--- Start of Data for the task ---

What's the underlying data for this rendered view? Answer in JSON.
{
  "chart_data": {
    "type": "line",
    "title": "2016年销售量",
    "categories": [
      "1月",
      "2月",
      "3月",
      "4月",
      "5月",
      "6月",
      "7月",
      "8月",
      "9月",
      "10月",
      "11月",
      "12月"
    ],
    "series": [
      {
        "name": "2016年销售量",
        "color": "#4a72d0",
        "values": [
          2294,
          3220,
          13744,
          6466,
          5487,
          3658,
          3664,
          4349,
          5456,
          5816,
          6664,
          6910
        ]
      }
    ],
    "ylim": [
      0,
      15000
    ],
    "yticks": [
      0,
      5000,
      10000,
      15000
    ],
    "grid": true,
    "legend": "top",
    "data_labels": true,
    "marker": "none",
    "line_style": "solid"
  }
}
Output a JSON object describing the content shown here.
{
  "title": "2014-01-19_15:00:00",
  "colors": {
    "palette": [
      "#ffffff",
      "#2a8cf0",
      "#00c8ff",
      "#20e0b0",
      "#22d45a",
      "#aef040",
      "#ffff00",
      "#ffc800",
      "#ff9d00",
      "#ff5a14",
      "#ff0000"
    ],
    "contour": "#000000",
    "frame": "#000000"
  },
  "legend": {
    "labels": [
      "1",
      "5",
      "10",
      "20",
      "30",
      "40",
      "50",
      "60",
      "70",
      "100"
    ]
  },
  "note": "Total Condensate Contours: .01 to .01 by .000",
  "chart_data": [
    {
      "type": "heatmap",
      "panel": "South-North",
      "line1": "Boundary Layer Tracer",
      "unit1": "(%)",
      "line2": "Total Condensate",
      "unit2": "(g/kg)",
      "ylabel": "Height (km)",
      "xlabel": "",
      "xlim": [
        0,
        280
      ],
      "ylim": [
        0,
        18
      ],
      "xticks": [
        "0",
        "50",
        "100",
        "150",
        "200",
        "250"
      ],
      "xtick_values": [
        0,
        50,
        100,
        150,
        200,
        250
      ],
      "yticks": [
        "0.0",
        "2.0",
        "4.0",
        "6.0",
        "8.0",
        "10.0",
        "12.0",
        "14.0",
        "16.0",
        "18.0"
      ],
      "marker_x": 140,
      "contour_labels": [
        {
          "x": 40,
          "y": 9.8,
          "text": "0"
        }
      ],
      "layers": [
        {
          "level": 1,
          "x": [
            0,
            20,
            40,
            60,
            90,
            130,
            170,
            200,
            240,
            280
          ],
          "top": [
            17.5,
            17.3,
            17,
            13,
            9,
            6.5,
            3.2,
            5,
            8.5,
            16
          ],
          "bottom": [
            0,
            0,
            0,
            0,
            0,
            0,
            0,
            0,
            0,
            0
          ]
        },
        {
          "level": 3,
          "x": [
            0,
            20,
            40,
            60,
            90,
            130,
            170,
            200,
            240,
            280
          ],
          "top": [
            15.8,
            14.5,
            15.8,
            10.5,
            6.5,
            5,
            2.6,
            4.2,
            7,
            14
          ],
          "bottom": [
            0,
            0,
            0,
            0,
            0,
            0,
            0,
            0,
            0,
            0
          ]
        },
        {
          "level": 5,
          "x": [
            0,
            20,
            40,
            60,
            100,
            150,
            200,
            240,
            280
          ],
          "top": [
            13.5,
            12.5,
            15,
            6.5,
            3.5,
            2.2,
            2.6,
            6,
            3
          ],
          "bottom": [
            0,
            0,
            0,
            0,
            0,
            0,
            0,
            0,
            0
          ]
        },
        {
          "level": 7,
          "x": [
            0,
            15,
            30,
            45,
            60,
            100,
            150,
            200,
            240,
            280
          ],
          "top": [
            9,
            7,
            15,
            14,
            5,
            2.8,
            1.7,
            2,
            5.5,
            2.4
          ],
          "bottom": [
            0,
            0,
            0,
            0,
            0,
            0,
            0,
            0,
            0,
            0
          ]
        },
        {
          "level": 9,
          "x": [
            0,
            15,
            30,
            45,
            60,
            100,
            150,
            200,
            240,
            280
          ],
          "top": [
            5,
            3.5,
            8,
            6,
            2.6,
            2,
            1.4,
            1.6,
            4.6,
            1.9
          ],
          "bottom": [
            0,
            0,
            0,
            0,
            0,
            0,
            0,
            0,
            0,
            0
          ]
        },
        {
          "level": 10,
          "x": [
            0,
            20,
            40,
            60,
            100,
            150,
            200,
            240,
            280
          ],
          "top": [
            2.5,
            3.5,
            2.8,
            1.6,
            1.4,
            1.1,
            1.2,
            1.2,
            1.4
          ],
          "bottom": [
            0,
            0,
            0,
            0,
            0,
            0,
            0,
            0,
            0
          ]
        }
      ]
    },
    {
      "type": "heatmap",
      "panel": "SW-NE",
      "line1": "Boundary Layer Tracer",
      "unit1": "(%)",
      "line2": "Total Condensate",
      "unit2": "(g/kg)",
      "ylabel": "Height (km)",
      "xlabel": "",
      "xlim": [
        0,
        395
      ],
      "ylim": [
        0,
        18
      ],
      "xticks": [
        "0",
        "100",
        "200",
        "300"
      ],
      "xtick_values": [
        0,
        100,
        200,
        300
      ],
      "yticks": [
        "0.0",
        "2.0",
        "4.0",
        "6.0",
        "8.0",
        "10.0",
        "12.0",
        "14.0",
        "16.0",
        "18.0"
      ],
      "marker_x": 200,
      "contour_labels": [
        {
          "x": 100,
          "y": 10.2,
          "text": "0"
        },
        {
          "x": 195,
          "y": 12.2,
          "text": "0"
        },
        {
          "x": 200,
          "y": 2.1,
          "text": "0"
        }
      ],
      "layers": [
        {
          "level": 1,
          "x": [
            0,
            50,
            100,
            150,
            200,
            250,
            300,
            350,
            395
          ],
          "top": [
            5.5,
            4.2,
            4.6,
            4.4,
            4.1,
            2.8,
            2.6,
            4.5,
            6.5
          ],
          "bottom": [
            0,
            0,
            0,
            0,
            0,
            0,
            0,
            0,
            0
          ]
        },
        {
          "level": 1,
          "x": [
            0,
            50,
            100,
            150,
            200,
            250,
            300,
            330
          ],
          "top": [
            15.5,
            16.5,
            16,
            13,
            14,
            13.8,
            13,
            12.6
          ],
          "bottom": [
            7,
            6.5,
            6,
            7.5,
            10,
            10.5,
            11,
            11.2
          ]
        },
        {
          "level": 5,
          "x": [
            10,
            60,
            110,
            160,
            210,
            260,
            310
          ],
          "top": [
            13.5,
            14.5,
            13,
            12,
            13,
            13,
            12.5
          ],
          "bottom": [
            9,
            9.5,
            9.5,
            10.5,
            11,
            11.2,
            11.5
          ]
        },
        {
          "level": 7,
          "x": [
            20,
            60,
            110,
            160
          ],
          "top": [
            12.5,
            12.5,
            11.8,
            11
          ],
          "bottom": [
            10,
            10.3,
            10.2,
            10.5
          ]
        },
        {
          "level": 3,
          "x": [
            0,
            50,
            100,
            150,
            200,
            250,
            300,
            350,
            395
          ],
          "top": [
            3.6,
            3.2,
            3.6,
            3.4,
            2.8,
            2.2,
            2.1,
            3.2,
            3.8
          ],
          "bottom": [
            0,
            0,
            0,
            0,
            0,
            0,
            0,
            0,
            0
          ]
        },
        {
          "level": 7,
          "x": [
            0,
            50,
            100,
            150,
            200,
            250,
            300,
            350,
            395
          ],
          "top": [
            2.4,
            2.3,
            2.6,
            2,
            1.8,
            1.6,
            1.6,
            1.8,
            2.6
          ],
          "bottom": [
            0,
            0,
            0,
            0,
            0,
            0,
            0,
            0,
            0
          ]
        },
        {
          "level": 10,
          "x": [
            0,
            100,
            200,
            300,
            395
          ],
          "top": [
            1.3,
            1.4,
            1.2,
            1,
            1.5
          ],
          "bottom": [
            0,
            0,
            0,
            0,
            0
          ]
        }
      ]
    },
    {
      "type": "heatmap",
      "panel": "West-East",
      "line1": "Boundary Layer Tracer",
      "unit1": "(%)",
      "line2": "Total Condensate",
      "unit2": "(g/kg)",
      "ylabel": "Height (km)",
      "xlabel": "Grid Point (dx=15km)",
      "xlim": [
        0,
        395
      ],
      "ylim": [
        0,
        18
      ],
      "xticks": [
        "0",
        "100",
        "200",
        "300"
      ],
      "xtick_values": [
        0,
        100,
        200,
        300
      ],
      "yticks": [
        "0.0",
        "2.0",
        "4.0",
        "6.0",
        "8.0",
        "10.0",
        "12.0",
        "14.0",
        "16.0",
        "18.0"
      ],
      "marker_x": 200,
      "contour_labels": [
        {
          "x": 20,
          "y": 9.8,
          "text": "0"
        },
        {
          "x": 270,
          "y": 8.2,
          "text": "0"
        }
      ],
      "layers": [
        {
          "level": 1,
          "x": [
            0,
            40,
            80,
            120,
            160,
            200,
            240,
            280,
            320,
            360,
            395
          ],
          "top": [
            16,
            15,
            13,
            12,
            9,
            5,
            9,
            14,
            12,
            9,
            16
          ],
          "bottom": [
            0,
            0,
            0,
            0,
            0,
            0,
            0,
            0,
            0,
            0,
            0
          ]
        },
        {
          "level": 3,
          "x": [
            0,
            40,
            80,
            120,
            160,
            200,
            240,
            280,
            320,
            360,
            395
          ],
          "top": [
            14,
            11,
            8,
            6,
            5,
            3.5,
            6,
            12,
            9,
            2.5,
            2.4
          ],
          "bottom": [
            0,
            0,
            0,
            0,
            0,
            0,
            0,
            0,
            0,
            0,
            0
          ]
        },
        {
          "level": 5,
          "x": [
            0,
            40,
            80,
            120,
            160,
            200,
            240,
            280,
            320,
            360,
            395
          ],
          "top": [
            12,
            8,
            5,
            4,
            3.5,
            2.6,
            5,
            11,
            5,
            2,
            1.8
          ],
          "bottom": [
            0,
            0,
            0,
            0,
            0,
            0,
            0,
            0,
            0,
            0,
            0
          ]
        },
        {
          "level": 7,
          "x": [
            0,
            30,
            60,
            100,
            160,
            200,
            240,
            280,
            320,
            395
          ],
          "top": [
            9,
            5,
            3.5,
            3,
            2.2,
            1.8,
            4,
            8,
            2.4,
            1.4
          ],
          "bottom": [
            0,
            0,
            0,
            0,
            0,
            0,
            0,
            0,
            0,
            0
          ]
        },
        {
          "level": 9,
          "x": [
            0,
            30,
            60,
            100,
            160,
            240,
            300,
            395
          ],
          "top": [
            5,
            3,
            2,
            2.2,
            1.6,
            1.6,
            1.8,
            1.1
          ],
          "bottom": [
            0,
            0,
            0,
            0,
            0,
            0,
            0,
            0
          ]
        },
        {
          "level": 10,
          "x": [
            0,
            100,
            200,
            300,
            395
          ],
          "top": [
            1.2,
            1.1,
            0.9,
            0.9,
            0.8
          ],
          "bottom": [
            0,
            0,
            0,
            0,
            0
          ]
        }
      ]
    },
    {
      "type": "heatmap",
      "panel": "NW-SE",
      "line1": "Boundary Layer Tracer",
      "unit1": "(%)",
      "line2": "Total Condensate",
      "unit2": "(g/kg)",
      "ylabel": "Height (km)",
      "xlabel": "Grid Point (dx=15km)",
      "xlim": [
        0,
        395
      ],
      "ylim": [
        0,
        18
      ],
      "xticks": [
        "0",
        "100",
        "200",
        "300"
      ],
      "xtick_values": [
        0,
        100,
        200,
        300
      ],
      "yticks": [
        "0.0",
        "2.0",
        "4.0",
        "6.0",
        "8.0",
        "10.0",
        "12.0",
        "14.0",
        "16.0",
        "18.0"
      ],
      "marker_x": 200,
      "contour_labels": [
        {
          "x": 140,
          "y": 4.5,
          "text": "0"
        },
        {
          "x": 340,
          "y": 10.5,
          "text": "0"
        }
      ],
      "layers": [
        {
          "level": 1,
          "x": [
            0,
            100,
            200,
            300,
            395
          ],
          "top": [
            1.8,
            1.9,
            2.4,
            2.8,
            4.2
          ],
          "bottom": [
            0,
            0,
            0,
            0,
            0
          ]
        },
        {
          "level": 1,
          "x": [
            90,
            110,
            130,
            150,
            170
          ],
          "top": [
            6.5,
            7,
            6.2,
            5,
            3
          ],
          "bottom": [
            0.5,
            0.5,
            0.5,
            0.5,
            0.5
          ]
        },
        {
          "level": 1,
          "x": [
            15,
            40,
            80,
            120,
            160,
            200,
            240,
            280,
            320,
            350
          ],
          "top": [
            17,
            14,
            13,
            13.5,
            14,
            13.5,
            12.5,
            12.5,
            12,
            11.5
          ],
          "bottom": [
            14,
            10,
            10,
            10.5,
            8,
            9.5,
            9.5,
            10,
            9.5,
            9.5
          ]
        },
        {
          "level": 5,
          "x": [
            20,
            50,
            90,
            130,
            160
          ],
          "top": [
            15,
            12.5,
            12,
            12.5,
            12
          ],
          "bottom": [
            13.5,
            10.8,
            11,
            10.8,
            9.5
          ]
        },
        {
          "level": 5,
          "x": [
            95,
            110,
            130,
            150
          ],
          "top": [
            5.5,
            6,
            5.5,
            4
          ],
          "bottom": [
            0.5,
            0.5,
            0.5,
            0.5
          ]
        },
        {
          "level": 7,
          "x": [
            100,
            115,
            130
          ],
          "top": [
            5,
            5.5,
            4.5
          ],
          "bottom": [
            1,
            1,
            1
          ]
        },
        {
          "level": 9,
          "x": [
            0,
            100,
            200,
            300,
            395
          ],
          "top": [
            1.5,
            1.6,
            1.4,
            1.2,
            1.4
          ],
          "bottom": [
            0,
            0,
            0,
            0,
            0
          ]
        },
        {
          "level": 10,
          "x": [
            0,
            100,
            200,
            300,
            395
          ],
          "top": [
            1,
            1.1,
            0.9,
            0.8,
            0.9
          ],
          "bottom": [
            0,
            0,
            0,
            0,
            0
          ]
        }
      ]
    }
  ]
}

--- End of Data for the task ---

● **Problem statement**:
Copy every line of the listing containing the string "title".

● **Reply to the exercise**:
    "title": "2016年销售量",
  "title": "2014-01-19_15:00:00",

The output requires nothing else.